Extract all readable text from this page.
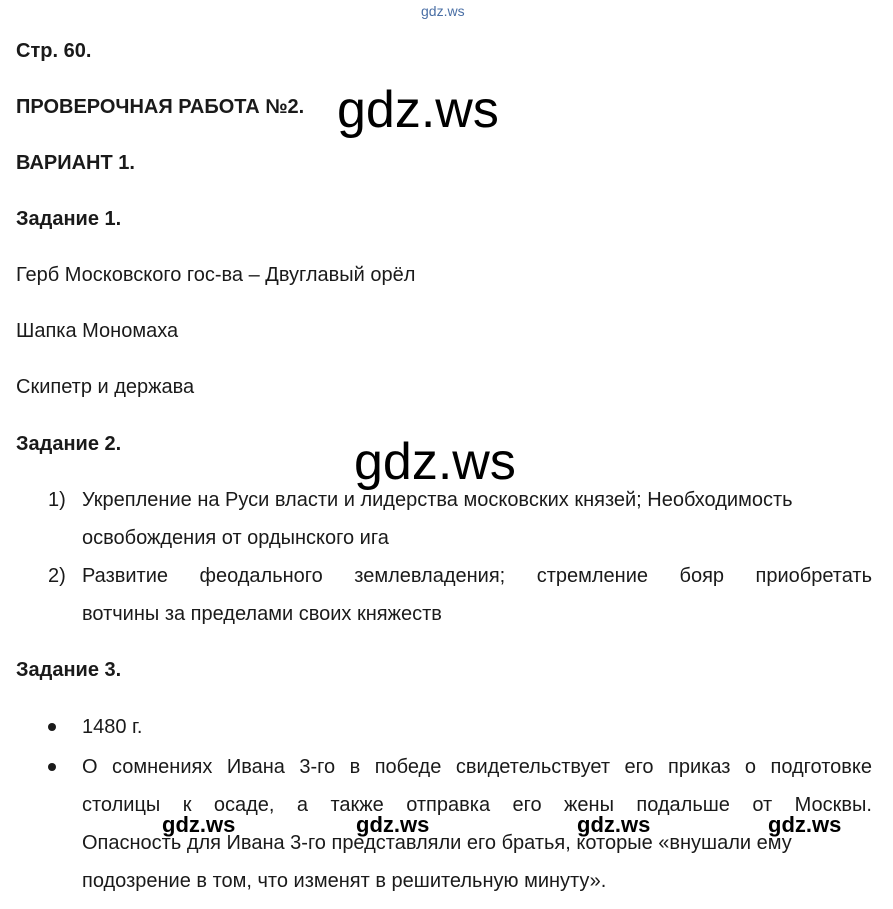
gdz.ws
Стр. 60.
ПРОВЕРОЧНАЯ РАБОТА №2.
ВАРИАНТ 1.
Задание 1.
Герб Московского гос-ва – Двуглавый орёл
Шапка Мономаха
Скипетр и держава
Задание 2.
1) Укрепление на Руси власти и лидерства московских князей; Необходимость
освобождения от ордынского ига
2) Развитие феодального землевладения; стремление бояр приобретать
вотчины за пределами своих княжеств
Задание 3.
1480 г.
О сомнениях Ивана 3-го в победе свидетельствует его приказ о подготовке
столицы к осаде, а также отправка его жены подальше от Москвы.
Опасность для Ивана 3-го представляли его братья, которые «внушали ему
подозрение в том, что изменят в решительную минуту».
gdz.ws
gdz.ws
gdz.ws	gdz.ws	gdz.ws	gdz.ws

********************

Stated problem: Every line of the records that includes the word "Ивана" should be gathered.

The reply:
О сомнениях Ивана 3-го в победе свидетельствует его приказ о подготовке
Опасность для Ивана 3-го представляли его братья, которые «внушали ему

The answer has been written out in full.